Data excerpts
__________________________________________________
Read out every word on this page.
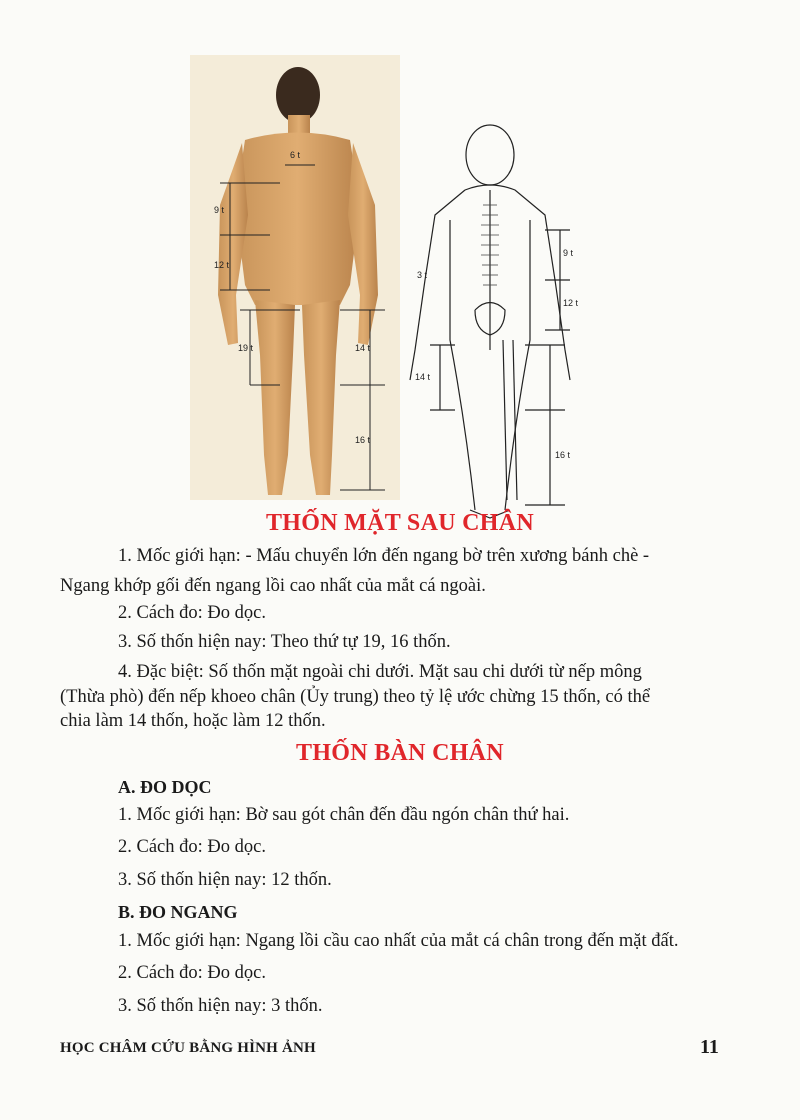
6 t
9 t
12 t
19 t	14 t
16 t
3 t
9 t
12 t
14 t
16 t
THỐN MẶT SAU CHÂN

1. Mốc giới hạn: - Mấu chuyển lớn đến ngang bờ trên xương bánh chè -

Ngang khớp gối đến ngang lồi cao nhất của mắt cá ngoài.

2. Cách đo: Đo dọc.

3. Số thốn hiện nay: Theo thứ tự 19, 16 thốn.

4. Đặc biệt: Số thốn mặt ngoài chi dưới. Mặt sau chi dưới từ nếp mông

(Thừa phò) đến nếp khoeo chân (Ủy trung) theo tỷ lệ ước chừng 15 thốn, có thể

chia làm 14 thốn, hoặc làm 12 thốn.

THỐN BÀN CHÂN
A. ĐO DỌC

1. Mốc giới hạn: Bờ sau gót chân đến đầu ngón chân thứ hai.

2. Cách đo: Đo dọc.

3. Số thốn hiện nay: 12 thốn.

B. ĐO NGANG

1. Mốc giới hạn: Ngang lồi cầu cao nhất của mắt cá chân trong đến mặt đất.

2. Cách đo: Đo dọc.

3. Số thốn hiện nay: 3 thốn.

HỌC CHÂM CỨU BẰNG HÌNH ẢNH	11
__________________________________________________
To be done: Above are records with pictures; repeat the records exactly and leave the pictures out.

Written response:
Read out every word on this page.
6 t
9 t
12 t
19 t	14 t
16 t
3 t
9 t
12 t
14 t
16 t
THỐN MẶT SAU CHÂN

1. Mốc giới hạn: - Mấu chuyển lớn đến ngang bờ trên xương bánh chè -

Ngang khớp gối đến ngang lồi cao nhất của mắt cá ngoài.

2. Cách đo: Đo dọc.

3. Số thốn hiện nay: Theo thứ tự 19, 16 thốn.

4. Đặc biệt: Số thốn mặt ngoài chi dưới. Mặt sau chi dưới từ nếp mông

(Thừa phò) đến nếp khoeo chân (Ủy trung) theo tỷ lệ ước chừng 15 thốn, có thể

chia làm 14 thốn, hoặc làm 12 thốn.

THỐN BÀN CHÂN
A. ĐO DỌC

1. Mốc giới hạn: Bờ sau gót chân đến đầu ngón chân thứ hai.

2. Cách đo: Đo dọc.

3. Số thốn hiện nay: 12 thốn.

B. ĐO NGANG

1. Mốc giới hạn: Ngang lồi cầu cao nhất của mắt cá chân trong đến mặt đất.

2. Cách đo: Đo dọc.

3. Số thốn hiện nay: 3 thốn.

HỌC CHÂM CỨU BẰNG HÌNH ẢNH	11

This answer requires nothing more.